**INSTRUCTIONS TO FOLLOW**. Reproduce every one of the entries below, line for line, without changing anything.
Start of SUPPLIED RECORDS
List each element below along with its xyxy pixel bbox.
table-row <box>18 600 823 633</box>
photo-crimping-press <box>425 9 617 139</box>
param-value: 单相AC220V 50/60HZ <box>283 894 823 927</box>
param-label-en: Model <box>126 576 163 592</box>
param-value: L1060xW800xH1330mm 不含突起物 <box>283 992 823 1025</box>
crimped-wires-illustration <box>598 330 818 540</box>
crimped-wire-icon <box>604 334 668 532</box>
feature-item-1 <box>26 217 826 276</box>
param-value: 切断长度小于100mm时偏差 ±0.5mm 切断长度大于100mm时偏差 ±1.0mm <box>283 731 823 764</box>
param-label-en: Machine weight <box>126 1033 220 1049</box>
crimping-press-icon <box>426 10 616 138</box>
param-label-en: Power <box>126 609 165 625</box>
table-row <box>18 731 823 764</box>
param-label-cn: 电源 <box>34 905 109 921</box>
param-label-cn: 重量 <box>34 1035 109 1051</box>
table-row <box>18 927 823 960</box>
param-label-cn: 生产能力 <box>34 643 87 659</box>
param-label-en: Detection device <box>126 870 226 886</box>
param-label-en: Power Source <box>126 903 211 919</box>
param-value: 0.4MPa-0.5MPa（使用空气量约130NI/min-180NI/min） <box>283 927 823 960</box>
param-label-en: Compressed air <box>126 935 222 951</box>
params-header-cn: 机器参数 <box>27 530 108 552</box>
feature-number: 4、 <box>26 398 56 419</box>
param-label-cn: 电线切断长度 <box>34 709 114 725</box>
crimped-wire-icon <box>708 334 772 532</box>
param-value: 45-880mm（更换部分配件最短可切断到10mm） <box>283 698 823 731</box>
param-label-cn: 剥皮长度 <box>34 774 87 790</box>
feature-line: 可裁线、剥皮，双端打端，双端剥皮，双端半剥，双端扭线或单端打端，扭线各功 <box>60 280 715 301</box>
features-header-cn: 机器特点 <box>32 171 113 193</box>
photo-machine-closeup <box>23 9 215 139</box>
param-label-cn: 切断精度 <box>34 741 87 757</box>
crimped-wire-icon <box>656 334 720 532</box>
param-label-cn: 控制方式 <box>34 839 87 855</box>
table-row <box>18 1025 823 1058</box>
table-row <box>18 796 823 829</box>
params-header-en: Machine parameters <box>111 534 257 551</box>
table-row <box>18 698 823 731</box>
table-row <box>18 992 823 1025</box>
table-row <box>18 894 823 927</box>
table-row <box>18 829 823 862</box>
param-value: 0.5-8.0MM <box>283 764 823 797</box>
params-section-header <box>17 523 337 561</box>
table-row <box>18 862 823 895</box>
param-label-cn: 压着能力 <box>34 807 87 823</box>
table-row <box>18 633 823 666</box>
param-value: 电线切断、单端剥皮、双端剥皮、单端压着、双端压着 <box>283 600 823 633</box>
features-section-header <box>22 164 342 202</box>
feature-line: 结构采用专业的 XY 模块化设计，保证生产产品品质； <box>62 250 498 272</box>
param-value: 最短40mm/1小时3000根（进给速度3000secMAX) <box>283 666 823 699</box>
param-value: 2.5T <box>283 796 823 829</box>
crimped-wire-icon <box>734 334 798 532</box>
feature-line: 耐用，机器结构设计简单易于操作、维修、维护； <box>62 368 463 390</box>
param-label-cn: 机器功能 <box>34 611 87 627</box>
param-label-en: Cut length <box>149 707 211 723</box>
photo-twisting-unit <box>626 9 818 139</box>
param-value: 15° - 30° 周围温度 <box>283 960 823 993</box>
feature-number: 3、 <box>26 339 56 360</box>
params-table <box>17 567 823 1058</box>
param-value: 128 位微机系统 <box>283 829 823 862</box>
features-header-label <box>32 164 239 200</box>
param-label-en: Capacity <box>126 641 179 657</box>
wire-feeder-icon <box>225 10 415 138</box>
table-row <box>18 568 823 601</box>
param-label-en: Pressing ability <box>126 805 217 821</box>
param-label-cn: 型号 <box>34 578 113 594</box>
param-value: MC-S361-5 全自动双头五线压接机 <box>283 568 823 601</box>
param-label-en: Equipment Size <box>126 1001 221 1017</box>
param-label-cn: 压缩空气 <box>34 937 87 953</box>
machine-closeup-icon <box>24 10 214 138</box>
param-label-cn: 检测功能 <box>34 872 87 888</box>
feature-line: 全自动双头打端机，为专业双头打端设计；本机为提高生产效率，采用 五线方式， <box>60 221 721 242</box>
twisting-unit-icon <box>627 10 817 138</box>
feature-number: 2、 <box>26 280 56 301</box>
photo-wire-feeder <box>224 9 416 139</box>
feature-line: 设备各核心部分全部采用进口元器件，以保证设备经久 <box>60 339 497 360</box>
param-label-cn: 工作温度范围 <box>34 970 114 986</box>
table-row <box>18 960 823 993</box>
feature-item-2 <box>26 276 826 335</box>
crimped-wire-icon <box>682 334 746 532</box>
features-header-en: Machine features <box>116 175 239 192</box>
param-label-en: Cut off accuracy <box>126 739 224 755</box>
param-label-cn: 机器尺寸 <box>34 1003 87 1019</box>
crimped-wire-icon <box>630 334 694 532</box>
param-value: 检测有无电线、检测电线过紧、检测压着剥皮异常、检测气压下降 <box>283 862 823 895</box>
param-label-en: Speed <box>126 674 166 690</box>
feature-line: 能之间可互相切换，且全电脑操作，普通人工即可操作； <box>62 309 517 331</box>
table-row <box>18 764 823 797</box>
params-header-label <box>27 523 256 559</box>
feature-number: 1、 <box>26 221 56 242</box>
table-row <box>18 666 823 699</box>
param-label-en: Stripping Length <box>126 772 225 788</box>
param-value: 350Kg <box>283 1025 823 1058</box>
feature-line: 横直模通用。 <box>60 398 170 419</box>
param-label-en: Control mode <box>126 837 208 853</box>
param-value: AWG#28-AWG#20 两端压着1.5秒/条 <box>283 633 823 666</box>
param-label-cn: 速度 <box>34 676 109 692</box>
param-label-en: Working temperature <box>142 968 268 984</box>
End of SUPPLIED RECORDS
**THE ANSWER**.
List each element below along with its xyxy pixel bbox.
table-row <box>18 600 823 633</box>
photo-crimping-press <box>425 9 617 139</box>
param-value: 单相AC220V 50/60HZ <box>283 894 823 927</box>
param-label-en: Model <box>126 576 163 592</box>
param-value: L1060xW800xH1330mm 不含突起物 <box>283 992 823 1025</box>
crimped-wires-illustration <box>598 330 818 540</box>
crimped-wire-icon <box>604 334 668 532</box>
feature-item-1 <box>26 217 826 276</box>
param-value: 切断长度小于100mm时偏差 ±0.5mm 切断长度大于100mm时偏差 ±1.0mm <box>283 731 823 764</box>
param-label-en: Machine weight <box>126 1033 220 1049</box>
crimping-press-icon <box>426 10 616 138</box>
param-label-en: Power <box>126 609 165 625</box>
table-row <box>18 731 823 764</box>
param-label-cn: 电源 <box>34 905 109 921</box>
param-label-cn: 重量 <box>34 1035 109 1051</box>
table-row <box>18 927 823 960</box>
param-label-cn: 生产能力 <box>34 643 87 659</box>
param-label-en: Detection device <box>126 870 226 886</box>
param-label-en: Power Source <box>126 903 211 919</box>
param-value: 0.4MPa-0.5MPa（使用空气量约130NI/min-180NI/min） <box>283 927 823 960</box>
param-label-en: Compressed air <box>126 935 222 951</box>
params-header-cn: 机器参数 <box>27 530 108 552</box>
feature-number: 4、 <box>26 398 56 419</box>
param-label-cn: 电线切断长度 <box>34 709 114 725</box>
crimped-wire-icon <box>708 334 772 532</box>
param-value: 45-880mm（更换部分配件最短可切断到10mm） <box>283 698 823 731</box>
param-label-cn: 剥皮长度 <box>34 774 87 790</box>
feature-line: 可裁线、剥皮，双端打端，双端剥皮，双端半剥，双端扭线或单端打端，扭线各功 <box>60 280 715 301</box>
features-header-cn: 机器特点 <box>32 171 113 193</box>
photo-machine-closeup <box>23 9 215 139</box>
param-label-cn: 切断精度 <box>34 741 87 757</box>
crimped-wire-icon <box>656 334 720 532</box>
param-label-cn: 控制方式 <box>34 839 87 855</box>
table-row <box>18 1025 823 1058</box>
table-row <box>18 796 823 829</box>
params-header-en: Machine parameters <box>111 534 257 551</box>
table-row <box>18 698 823 731</box>
table-row <box>18 992 823 1025</box>
table-row <box>18 894 823 927</box>
table-row <box>18 829 823 862</box>
param-value: 0.5-8.0MM <box>283 764 823 797</box>
params-section-header <box>17 523 337 561</box>
table-row <box>18 862 823 895</box>
param-label-cn: 压着能力 <box>34 807 87 823</box>
table-row <box>18 633 823 666</box>
param-value: 电线切断、单端剥皮、双端剥皮、单端压着、双端压着 <box>283 600 823 633</box>
features-section-header <box>22 164 342 202</box>
feature-line: 结构采用专业的 XY 模块化设计，保证生产产品品质； <box>62 250 498 272</box>
param-value: 最短40mm/1小时3000根（进给速度3000secMAX) <box>283 666 823 699</box>
param-value: 2.5T <box>283 796 823 829</box>
crimped-wire-icon <box>734 334 798 532</box>
feature-line: 耐用，机器结构设计简单易于操作、维修、维护； <box>62 368 463 390</box>
param-label-cn: 机器功能 <box>34 611 87 627</box>
param-label-en: Cut length <box>149 707 211 723</box>
photo-twisting-unit <box>626 9 818 139</box>
param-value: 15° - 30° 周围温度 <box>283 960 823 993</box>
feature-number: 3、 <box>26 339 56 360</box>
params-table <box>17 567 823 1058</box>
param-value: 128 位微机系统 <box>283 829 823 862</box>
features-header-label <box>32 164 239 200</box>
param-label-en: Capacity <box>126 641 179 657</box>
wire-feeder-icon <box>225 10 415 138</box>
table-row <box>18 568 823 601</box>
param-label-en: Pressing ability <box>126 805 217 821</box>
param-label-cn: 型号 <box>34 578 113 594</box>
param-value: MC-S361-5 全自动双头五线压接机 <box>283 568 823 601</box>
param-label-en: Equipment Size <box>126 1001 221 1017</box>
param-label-cn: 压缩空气 <box>34 937 87 953</box>
machine-closeup-icon <box>24 10 214 138</box>
param-label-cn: 检测功能 <box>34 872 87 888</box>
feature-line: 全自动双头打端机，为专业双头打端设计；本机为提高生产效率，采用 五线方式， <box>60 221 721 242</box>
twisting-unit-icon <box>627 10 817 138</box>
feature-number: 2、 <box>26 280 56 301</box>
photo-wire-feeder <box>224 9 416 139</box>
feature-line: 设备各核心部分全部采用进口元器件，以保证设备经久 <box>60 339 497 360</box>
param-label-cn: 工作温度范围 <box>34 970 114 986</box>
table-row <box>18 960 823 993</box>
feature-item-2 <box>26 276 826 335</box>
crimped-wire-icon <box>682 334 746 532</box>
features-header-en: Machine features <box>116 175 239 192</box>
param-label-en: Cut off accuracy <box>126 739 224 755</box>
param-label-cn: 机器尺寸 <box>34 1003 87 1019</box>
crimped-wire-icon <box>630 334 694 532</box>
param-value: 检测有无电线、检测电线过紧、检测压着剥皮异常、检测气压下降 <box>283 862 823 895</box>
param-label-en: Speed <box>126 674 166 690</box>
feature-line: 能之间可互相切换，且全电脑操作，普通人工即可操作； <box>62 309 517 331</box>
table-row <box>18 764 823 797</box>
params-header-label <box>27 523 256 559</box>
feature-number: 1、 <box>26 221 56 242</box>
table-row <box>18 666 823 699</box>
param-label-en: Stripping Length <box>126 772 225 788</box>
param-value: 350Kg <box>283 1025 823 1058</box>
feature-line: 横直模通用。 <box>60 398 170 419</box>
param-label-en: Control mode <box>126 837 208 853</box>
param-value: AWG#28-AWG#20 两端压着1.5秒/条 <box>283 633 823 666</box>
param-label-cn: 速度 <box>34 676 109 692</box>
param-label-en: Working temperature <box>142 968 268 984</box>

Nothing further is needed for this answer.